§ **Brief**
Output all lines exactly, with nothing added or dropped.

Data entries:

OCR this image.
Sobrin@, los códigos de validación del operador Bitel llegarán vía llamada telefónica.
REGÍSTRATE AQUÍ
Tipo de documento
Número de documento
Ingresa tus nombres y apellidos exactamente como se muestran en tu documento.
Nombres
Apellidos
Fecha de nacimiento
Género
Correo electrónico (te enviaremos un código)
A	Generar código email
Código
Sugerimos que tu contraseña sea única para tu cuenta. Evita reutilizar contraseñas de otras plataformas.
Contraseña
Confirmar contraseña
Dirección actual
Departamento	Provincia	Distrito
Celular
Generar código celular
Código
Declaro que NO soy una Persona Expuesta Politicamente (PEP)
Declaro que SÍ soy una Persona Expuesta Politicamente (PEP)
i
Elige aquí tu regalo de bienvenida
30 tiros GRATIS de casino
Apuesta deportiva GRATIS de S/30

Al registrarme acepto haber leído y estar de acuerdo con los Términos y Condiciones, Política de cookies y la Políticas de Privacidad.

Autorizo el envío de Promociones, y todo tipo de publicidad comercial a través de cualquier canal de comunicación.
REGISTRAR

§ **Solution to the problem**
OCR this image.
Sobrin@, los códigos de validación del operador Bitel llegarán vía llamada telefónica.
REGÍSTRATE AQUÍ
Tipo de documento
Número de documento
Ingresa tus nombres y apellidos exactamente como se muestran en tu documento.
Nombres
Apellidos
Fecha de nacimiento
Género
Correo electrónico (te enviaremos un código)
A	Generar código email
Código
Sugerimos que tu contraseña sea única para tu cuenta. Evita reutilizar contraseñas de otras plataformas.
Contraseña
Confirmar contraseña
Dirección actual
Departamento	Provincia	Distrito
Celular
Generar código celular
Código
Declaro que NO soy una Persona Expuesta Politicamente (PEP)
Declaro que SÍ soy una Persona Expuesta Politicamente (PEP)
i
Elige aquí tu regalo de bienvenida
30 tiros GRATIS de casino
Apuesta deportiva GRATIS de S/30

Al registrarme acepto haber leído y estar de acuerdo con los Términos y Condiciones, Política de cookies y la Políticas de Privacidad.

Autorizo el envío de Promociones, y todo tipo de publicidad comercial a través de cualquier canal de comunicación.
REGISTRAR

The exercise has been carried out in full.